— Requirements —
Here are some records; quote them exactly, leaving out the pictures.

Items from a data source
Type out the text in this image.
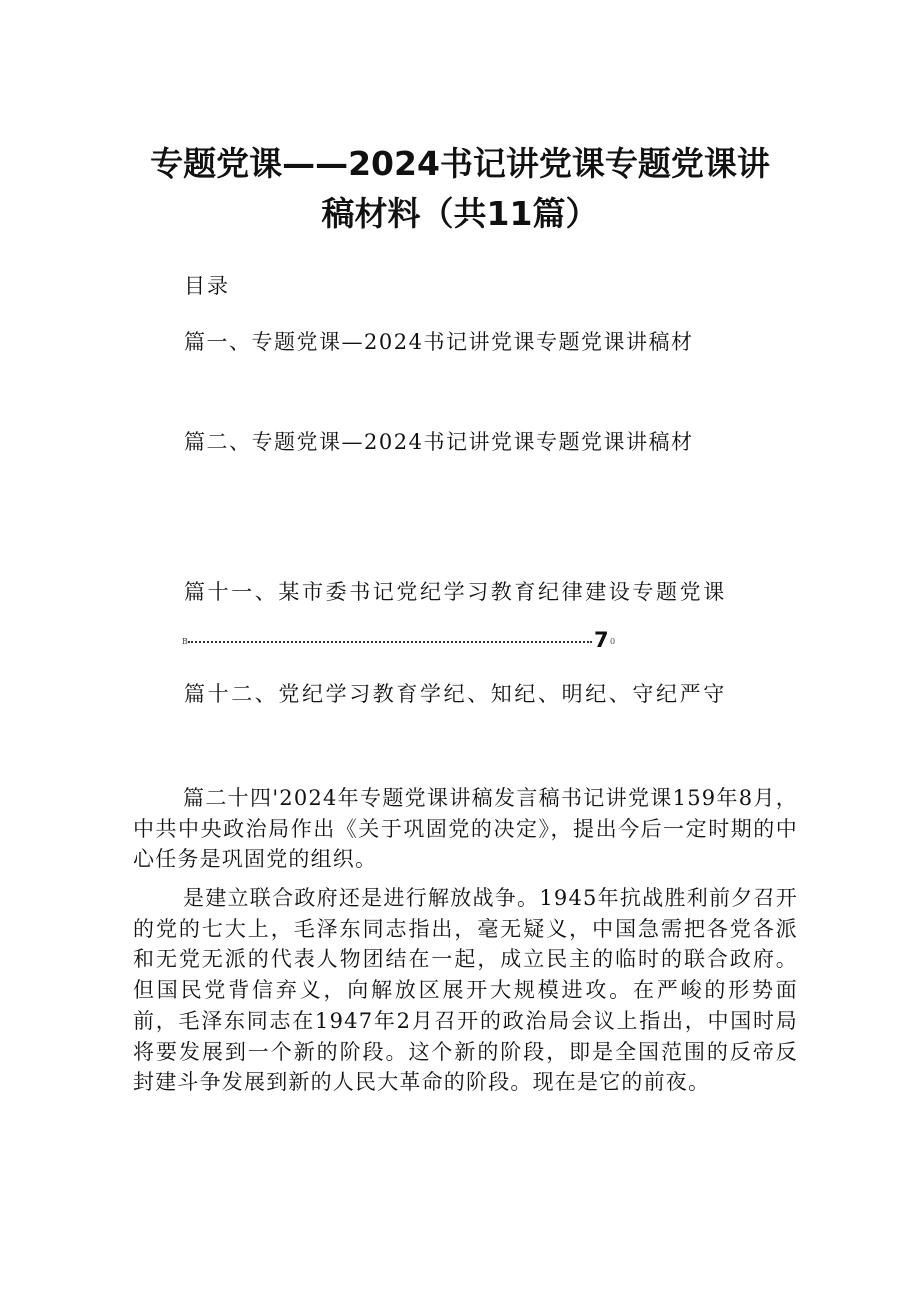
专题党课——2024书记讲党课专题党课讲
稿材料（共11篇）

目录

篇一、专题党课—2024书记讲党课专题党课讲稿材

篇二、专题党课—2024书记讲党课专题党课讲稿材

篇十一、某市委书记党纪学习教育纪律建设专题党课

B	7 0

篇十二、党纪学习教育学纪、知纪、明纪、守纪严守

篇二十四'2024年专题党课讲稿发言稿书记讲党课159年8月，中共中央政治局作出《关于巩固党的决定》，提出今后一定时期的中心任务是巩固党的组织。

是建立联合政府还是进行解放战争。1945年抗战胜利前夕召开的党的七大上，毛泽东同志指出，毫无疑义，中国急需把各党各派和无党无派的代表人物团结在一起，成立民主的临时的联合政府。但国民党背信弃义，向解放区展开大规模进攻。在严峻的形势面前，毛泽东同志在1947年2月召开的政治局会议上指出，中国时局将要发展到一个新的阶段。这个新的阶段，即是全国范围的反帝反封建斗争发展到新的人民大革命的阶段。现在是它的前夜。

— Written response —
Type out the text in this image.
专题党课——2024书记讲党课专题党课讲
稿材料（共11篇）

目录

篇一、专题党课—2024书记讲党课专题党课讲稿材

篇二、专题党课—2024书记讲党课专题党课讲稿材

篇十一、某市委书记党纪学习教育纪律建设专题党课

B	7 0

篇十二、党纪学习教育学纪、知纪、明纪、守纪严守

篇二十四'2024年专题党课讲稿发言稿书记讲党课159年8月，中共中央政治局作出《关于巩固党的决定》，提出今后一定时期的中心任务是巩固党的组织。

是建立联合政府还是进行解放战争。1945年抗战胜利前夕召开的党的七大上，毛泽东同志指出，毫无疑义，中国急需把各党各派和无党无派的代表人物团结在一起，成立民主的临时的联合政府。但国民党背信弃义，向解放区展开大规模进攻。在严峻的形势面前，毛泽东同志在1947年2月召开的政治局会议上指出，中国时局将要发展到一个新的阶段。这个新的阶段，即是全国范围的反帝反封建斗争发展到新的人民大革命的阶段。现在是它的前夜。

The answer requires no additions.